In the data that follows, how many lines contain the word "tipo"? Give only that number.

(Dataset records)
"""
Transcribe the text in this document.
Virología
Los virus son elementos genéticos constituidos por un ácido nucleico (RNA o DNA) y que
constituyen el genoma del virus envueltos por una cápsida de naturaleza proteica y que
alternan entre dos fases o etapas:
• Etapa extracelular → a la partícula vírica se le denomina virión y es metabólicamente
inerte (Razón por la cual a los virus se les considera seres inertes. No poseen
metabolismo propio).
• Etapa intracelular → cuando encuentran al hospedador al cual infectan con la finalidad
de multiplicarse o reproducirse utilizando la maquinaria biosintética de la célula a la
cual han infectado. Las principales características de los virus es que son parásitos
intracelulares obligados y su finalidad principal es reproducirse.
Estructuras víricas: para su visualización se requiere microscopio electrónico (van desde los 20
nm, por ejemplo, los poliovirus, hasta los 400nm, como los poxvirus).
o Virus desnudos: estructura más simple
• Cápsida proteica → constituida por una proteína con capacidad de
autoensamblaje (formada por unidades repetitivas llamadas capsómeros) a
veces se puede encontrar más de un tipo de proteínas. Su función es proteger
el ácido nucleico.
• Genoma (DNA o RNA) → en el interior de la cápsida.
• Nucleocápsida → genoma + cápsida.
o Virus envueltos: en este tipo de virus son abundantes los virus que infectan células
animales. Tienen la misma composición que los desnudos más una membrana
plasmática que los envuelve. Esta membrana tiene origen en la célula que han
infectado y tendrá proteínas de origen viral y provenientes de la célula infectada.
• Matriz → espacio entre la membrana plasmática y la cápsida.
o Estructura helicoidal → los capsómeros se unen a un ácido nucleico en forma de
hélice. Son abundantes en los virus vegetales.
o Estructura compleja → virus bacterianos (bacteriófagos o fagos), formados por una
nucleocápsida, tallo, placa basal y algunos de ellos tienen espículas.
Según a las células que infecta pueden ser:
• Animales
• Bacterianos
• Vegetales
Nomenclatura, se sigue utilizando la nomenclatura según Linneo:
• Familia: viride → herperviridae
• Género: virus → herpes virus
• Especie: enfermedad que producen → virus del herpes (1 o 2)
"""
> **Answer for this exercise**
2